__Fragmento__

>>>

Probablemente, a la mayoría de las personas les gustaría creer que la era del apoyo público a las políticas de supremacía blanca ha terminado, pero gracias a la timidez y reticencia retórica de los líderes progresistas y demócratas no lo parecería. Cuando los demócratas tuvieron la influencia necesaria como para exigir una votación sobre la protección para los dreamers, renunciaron a ella porque temían las consecuencias electorales de ser percibidos como los defensores de los derechos de los inmigrantes. Su estimación fue que los electores blancos en estados indecisos tomarían represalias contra los candidatos demócratas, lo que pondría en peligro las posibilidades de recuperar el congreso.

Dejando a un lado la moralidad, los cálculos electorales de los demócratas son erróneos en dos aspectos cruciales. En primer lugar, subestiman la capacidad de los blancos para superar el racismo y defender la justicia y la igualdad. La campaña electoral de Trump apeló de manera muy poco velada a la ansiedad racial y al descontento de los blancos en Estados Unidos.

Distintos estudios confirmaron que la ansiedad racial, a veces descrita como “incomodidad cultural”, fue el factor determinante para muchos de los partidarios de Trump. Y, sin embargo, el hecho de que Trump necesite hablar en clave muestra que todavía existen límites a las declaraciones raciales explícitas. En las elecciones de 2017, el aumento del apoyo entre los electores blancos para Ralph Northam, candidato a gobernador de Virginia, y la candidatura al senado de Doug Jones en Alabama demostraron que reafirmar el racismo también enajena a los blancos.

El segundo error de cálculo de los demócratas es que pasan por alto el potencial político y el poder del creciente número de electores no blancos en Estados Unidos. Los demócratas necesitan ganar dos escaños que están en manos de los republicanos para cambiar el control del Senado de Estados Unidos y, según los resultados de las elecciones de 2016, los dos más probables están en Arizona y Nevada. En ambos estados, los electores latinos tienen el equilibrio del poder. Hillary Clinton perdió Arizona por alrededor de 91.000 votos, y hubo más de 600.000 latinos que tenían derecho al voto, pero no votaron en 2016. Los demócratas ganaron Nevada en las últimas tres elecciones presidenciales, por lo que sería fundamental atraer a esos electores en las encuestas para las próximas elecciones. El margen para garantizar la victoria en Nevada puede venir de los 150.000 latinos que pueden votar, pero que no ejercen su derecho; el senador republicano actual ganó sus últimas elecciones por menos de 12.000 votos.

<<<

__Completa lo siguiente__
#1 Según el texto sobre la estrategia electoral demócrata, ¿por cuántos votos perdió Hillary Clinton en Arizona?
#2 Prolonga el texto sobre la estrategia electoral demócrata a partir de su última oración.
El material que aparece a continuación es independiente del texto sobre la estrategia electoral demócrata.

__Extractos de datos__
>>>

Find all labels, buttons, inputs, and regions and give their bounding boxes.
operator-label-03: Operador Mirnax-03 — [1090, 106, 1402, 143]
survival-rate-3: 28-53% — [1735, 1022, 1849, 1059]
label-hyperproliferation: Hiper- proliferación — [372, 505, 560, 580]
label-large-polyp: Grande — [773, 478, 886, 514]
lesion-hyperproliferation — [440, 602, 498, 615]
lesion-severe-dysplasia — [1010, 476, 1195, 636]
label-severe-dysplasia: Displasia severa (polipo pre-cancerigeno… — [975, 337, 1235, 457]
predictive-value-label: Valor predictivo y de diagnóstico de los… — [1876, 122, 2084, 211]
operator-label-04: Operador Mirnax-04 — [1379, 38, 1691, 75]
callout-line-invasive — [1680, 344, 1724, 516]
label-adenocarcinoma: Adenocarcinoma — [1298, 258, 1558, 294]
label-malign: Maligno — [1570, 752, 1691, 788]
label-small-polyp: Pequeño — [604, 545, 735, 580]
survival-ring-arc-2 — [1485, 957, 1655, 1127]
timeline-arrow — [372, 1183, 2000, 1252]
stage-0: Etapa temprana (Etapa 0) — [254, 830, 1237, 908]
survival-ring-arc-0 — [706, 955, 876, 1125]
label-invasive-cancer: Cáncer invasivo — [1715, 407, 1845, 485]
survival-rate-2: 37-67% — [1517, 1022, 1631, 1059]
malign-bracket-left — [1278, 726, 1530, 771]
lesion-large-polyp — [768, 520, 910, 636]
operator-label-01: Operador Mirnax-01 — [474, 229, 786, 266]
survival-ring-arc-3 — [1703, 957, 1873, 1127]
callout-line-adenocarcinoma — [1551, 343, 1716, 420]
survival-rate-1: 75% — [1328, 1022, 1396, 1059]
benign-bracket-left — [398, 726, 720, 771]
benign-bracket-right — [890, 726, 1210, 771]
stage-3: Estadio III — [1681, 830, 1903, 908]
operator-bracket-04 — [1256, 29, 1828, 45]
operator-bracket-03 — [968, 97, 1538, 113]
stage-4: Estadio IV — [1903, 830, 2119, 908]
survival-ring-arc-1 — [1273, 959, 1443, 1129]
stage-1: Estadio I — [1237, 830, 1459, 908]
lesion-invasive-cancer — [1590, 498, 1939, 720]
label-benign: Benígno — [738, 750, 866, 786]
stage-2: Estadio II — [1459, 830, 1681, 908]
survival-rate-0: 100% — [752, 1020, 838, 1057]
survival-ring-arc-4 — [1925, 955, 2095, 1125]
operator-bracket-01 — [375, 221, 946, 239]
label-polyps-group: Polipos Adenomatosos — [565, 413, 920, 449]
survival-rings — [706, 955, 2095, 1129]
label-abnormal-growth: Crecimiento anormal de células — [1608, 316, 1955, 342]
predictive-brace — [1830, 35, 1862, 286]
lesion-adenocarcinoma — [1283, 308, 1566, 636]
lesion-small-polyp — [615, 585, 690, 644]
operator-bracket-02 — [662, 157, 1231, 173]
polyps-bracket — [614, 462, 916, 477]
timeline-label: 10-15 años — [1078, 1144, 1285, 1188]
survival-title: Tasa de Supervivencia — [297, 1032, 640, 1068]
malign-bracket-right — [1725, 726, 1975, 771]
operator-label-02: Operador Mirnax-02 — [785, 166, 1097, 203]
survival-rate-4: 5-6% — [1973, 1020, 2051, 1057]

<<<

__Respuestas__
#1 Por alrededor de 91.000 votos.

#2
Sin embargo, para entusiasmar a los electores que necesitan, los demócratas deben librar públicamente la batalla en los pasillos del congreso y, al mismo tiempo, gritar desde lo alto su solidaridad con los sectores de la población que van en aumento. Pero muchos tienen tanto temor de alarmar a los votantes conservadores y blancos que se limitan a susurrar declaraciones de lealtad y amor en privado, y quizás un día lejano lo hagan en público.

La realidad es que a Trump se le ha hecho demasiado tarde. Sus intentos de hacer que Estados Unidos sea más blanco están condenados al fracaso porque la revolución demográfica ya es irreversible. La fuerza impulsora de la diversidad en Estados Unidos ya no es la inmigración, sino las tasas de natalidad y mortalidad. La mayoría de los bebés que nacen son de color y la mayoría de las personas que mueren son blancas. Los blancos ya son una minoría entre todos los niños menores de 5 años, de modo que si toda la inmigración cesa mañana, el país está inexorablemente en el camino hacia una nueva realidad multirracial.

Quizás la comprensión básica de las matemáticas pueda inspirar a los demócratas a comportarse con valentía y con la confianza de que resistirse a las políticas problancas de Trump no solo es moralmente correcto, sino que también los sitúa directamente en el lado correcto de la historia.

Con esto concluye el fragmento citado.